[BEGIN Listing]

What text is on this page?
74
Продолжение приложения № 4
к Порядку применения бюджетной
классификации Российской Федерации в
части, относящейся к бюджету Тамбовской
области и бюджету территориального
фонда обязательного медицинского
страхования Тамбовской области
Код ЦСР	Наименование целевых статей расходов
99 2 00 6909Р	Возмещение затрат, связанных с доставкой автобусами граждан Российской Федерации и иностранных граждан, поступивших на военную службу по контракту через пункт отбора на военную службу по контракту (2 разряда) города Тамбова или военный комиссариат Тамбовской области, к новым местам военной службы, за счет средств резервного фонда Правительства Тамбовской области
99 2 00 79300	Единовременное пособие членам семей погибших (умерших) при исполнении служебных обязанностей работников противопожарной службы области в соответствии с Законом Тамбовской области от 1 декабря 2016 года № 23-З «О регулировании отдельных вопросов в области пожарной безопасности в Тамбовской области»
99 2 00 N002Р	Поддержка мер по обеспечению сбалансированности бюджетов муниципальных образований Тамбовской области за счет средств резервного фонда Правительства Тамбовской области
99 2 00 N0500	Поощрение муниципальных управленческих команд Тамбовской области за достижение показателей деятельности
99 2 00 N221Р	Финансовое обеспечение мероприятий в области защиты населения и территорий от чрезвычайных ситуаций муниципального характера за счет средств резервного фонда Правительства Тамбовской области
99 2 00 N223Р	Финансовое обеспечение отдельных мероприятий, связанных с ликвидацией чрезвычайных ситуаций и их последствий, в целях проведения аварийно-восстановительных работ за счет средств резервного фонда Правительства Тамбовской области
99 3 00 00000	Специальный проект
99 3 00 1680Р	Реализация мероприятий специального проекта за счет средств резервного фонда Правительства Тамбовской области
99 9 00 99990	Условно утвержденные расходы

[END Listing]

Description of the task
How many of the listing's lines contain "Российской"? Respond with a single number and nothing else.

The response
2